> DIRECTIONS: Reproduce each of the lines word for word.

> ENTRIES SHOWN:
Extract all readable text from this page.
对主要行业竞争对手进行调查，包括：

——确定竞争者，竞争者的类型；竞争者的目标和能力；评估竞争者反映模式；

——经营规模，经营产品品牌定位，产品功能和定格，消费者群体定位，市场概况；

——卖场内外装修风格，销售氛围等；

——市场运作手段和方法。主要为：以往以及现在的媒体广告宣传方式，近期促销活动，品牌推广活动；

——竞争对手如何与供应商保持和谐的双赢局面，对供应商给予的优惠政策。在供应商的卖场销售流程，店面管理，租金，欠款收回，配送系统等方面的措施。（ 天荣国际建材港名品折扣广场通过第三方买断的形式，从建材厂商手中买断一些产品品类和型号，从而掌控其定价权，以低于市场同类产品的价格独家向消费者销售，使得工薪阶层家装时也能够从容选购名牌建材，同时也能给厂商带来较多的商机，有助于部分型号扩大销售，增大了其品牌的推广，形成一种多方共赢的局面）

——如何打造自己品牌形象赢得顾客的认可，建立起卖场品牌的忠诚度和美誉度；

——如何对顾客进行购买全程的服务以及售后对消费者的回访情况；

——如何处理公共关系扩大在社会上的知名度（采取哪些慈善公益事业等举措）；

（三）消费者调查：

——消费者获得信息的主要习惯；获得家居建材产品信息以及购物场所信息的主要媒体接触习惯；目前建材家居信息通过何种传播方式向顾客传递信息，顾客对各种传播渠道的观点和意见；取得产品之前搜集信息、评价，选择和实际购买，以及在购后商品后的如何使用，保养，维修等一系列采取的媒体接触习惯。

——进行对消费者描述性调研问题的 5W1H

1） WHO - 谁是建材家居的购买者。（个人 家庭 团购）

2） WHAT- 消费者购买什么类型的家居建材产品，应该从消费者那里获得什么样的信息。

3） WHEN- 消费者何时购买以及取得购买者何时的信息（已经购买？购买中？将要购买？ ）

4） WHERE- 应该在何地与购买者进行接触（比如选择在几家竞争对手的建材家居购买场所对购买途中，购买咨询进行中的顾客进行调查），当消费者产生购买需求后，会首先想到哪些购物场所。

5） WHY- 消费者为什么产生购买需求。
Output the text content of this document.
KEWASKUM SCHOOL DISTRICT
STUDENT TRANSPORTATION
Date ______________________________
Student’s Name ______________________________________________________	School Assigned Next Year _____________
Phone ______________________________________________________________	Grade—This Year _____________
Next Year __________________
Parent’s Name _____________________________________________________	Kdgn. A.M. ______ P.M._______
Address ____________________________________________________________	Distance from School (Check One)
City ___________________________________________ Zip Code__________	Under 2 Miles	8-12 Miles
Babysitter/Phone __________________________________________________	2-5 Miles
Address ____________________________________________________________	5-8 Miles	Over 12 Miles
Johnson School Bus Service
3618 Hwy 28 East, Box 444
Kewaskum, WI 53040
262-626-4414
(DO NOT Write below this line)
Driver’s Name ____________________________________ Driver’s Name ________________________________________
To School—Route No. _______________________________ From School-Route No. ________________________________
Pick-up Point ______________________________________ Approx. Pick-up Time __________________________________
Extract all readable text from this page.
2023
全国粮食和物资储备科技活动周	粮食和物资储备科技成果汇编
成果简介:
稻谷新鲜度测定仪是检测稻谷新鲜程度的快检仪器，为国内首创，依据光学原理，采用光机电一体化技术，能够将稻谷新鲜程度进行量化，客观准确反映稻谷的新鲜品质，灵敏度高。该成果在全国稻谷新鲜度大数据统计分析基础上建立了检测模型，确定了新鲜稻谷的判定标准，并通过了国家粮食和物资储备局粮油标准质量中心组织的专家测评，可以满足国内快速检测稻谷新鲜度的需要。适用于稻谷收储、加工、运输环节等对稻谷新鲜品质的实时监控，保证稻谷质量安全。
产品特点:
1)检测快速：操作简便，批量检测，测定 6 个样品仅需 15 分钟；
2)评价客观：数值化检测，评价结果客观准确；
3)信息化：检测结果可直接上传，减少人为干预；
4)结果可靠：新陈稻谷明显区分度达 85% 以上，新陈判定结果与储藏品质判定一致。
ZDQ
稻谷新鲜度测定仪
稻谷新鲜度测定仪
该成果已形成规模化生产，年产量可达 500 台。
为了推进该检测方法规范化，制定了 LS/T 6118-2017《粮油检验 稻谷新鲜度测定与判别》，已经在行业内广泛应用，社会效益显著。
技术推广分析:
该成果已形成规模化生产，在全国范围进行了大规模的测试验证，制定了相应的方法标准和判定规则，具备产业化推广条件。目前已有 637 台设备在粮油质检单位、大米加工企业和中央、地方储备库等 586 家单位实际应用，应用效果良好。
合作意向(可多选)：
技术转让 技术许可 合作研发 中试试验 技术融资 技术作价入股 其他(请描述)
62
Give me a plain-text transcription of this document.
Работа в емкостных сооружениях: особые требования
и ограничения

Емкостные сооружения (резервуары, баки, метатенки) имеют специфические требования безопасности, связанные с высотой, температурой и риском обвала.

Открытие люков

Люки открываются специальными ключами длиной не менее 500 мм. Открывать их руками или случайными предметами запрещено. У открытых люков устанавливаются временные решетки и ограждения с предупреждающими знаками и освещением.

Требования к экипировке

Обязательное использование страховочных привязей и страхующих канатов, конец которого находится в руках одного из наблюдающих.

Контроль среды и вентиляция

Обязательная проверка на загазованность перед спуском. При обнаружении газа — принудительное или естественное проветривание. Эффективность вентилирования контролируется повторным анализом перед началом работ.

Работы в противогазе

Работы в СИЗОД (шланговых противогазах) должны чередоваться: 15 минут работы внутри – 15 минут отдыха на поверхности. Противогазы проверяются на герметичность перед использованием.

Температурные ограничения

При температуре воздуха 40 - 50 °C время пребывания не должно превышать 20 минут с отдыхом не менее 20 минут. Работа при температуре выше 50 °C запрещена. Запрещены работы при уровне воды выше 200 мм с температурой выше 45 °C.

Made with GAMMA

> SOLUTION TO THIS TASK:
Extract all readable text from this page.
对主要行业竞争对手进行调查，包括：

——确定竞争者，竞争者的类型；竞争者的目标和能力；评估竞争者反映模式；

——经营规模，经营产品品牌定位，产品功能和定格，消费者群体定位，市场概况；

——卖场内外装修风格，销售氛围等；

——市场运作手段和方法。主要为：以往以及现在的媒体广告宣传方式，近期促销活动，品牌推广活动；

——竞争对手如何与供应商保持和谐的双赢局面，对供应商给予的优惠政策。在供应商的卖场销售流程，店面管理，租金，欠款收回，配送系统等方面的措施。（ 天荣国际建材港名品折扣广场通过第三方买断的形式，从建材厂商手中买断一些产品品类和型号，从而掌控其定价权，以低于市场同类产品的价格独家向消费者销售，使得工薪阶层家装时也能够从容选购名牌建材，同时也能给厂商带来较多的商机，有助于部分型号扩大销售，增大了其品牌的推广，形成一种多方共赢的局面）

——如何打造自己品牌形象赢得顾客的认可，建立起卖场品牌的忠诚度和美誉度；

——如何对顾客进行购买全程的服务以及售后对消费者的回访情况；

——如何处理公共关系扩大在社会上的知名度（采取哪些慈善公益事业等举措）；

（三）消费者调查：

——消费者获得信息的主要习惯；获得家居建材产品信息以及购物场所信息的主要媒体接触习惯；目前建材家居信息通过何种传播方式向顾客传递信息，顾客对各种传播渠道的观点和意见；取得产品之前搜集信息、评价，选择和实际购买，以及在购后商品后的如何使用，保养，维修等一系列采取的媒体接触习惯。

——进行对消费者描述性调研问题的 5W1H

1） WHO - 谁是建材家居的购买者。（个人 家庭 团购）

2） WHAT- 消费者购买什么类型的家居建材产品，应该从消费者那里获得什么样的信息。

3） WHEN- 消费者何时购买以及取得购买者何时的信息（已经购买？购买中？将要购买？ ）

4） WHERE- 应该在何地与购买者进行接触（比如选择在几家竞争对手的建材家居购买场所对购买途中，购买咨询进行中的顾客进行调查），当消费者产生购买需求后，会首先想到哪些购物场所。

5） WHY- 消费者为什么产生购买需求。
Output the text content of this document.
KEWASKUM SCHOOL DISTRICT
STUDENT TRANSPORTATION
Date ______________________________
Student’s Name ______________________________________________________	School Assigned Next Year _____________
Phone ______________________________________________________________	Grade—This Year _____________
Next Year __________________
Parent’s Name _____________________________________________________	Kdgn. A.M. ______ P.M._______
Address ____________________________________________________________	Distance from School (Check One)
City ___________________________________________ Zip Code__________	Under 2 Miles	8-12 Miles
Babysitter/Phone __________________________________________________	2-5 Miles
Address ____________________________________________________________	5-8 Miles	Over 12 Miles
Johnson School Bus Service
3618 Hwy 28 East, Box 444
Kewaskum, WI 53040
262-626-4414
(DO NOT Write below this line)
Driver’s Name ____________________________________ Driver’s Name ________________________________________
To School—Route No. _______________________________ From School-Route No. ________________________________
Pick-up Point ______________________________________ Approx. Pick-up Time __________________________________
Extract all readable text from this page.
2023
全国粮食和物资储备科技活动周	粮食和物资储备科技成果汇编
成果简介:
稻谷新鲜度测定仪是检测稻谷新鲜程度的快检仪器，为国内首创，依据光学原理，采用光机电一体化技术，能够将稻谷新鲜程度进行量化，客观准确反映稻谷的新鲜品质，灵敏度高。该成果在全国稻谷新鲜度大数据统计分析基础上建立了检测模型，确定了新鲜稻谷的判定标准，并通过了国家粮食和物资储备局粮油标准质量中心组织的专家测评，可以满足国内快速检测稻谷新鲜度的需要。适用于稻谷收储、加工、运输环节等对稻谷新鲜品质的实时监控，保证稻谷质量安全。
产品特点:
1)检测快速：操作简便，批量检测，测定 6 个样品仅需 15 分钟；
2)评价客观：数值化检测，评价结果客观准确；
3)信息化：检测结果可直接上传，减少人为干预；
4)结果可靠：新陈稻谷明显区分度达 85% 以上，新陈判定结果与储藏品质判定一致。
ZDQ
稻谷新鲜度测定仪
稻谷新鲜度测定仪
该成果已形成规模化生产，年产量可达 500 台。
为了推进该检测方法规范化，制定了 LS/T 6118-2017《粮油检验 稻谷新鲜度测定与判别》，已经在行业内广泛应用，社会效益显著。
技术推广分析:
该成果已形成规模化生产，在全国范围进行了大规模的测试验证，制定了相应的方法标准和判定规则，具备产业化推广条件。目前已有 637 台设备在粮油质检单位、大米加工企业和中央、地方储备库等 586 家单位实际应用，应用效果良好。
合作意向(可多选)：
技术转让 技术许可 合作研发 中试试验 技术融资 技术作价入股 其他(请描述)
62
Give me a plain-text transcription of this document.
Работа в емкостных сооружениях: особые требования
и ограничения

Емкостные сооружения (резервуары, баки, метатенки) имеют специфические требования безопасности, связанные с высотой, температурой и риском обвала.

Открытие люков

Люки открываются специальными ключами длиной не менее 500 мм. Открывать их руками или случайными предметами запрещено. У открытых люков устанавливаются временные решетки и ограждения с предупреждающими знаками и освещением.

Требования к экипировке

Обязательное использование страховочных привязей и страхующих канатов, конец которого находится в руках одного из наблюдающих.

Контроль среды и вентиляция

Обязательная проверка на загазованность перед спуском. При обнаружении газа — принудительное или естественное проветривание. Эффективность вентилирования контролируется повторным анализом перед началом работ.

Работы в противогазе

Работы в СИЗОД (шланговых противогазах) должны чередоваться: 15 минут работы внутри – 15 минут отдыха на поверхности. Противогазы проверяются на герметичность перед использованием.

Температурные ограничения

При температуре воздуха 40 - 50 °C время пребывания не должно превышать 20 минут с отдыхом не менее 20 минут. Работа при температуре выше 50 °C запрещена. Запрещены работы при уровне воды выше 200 мм с температурой выше 45 °C.

Made with GAMMA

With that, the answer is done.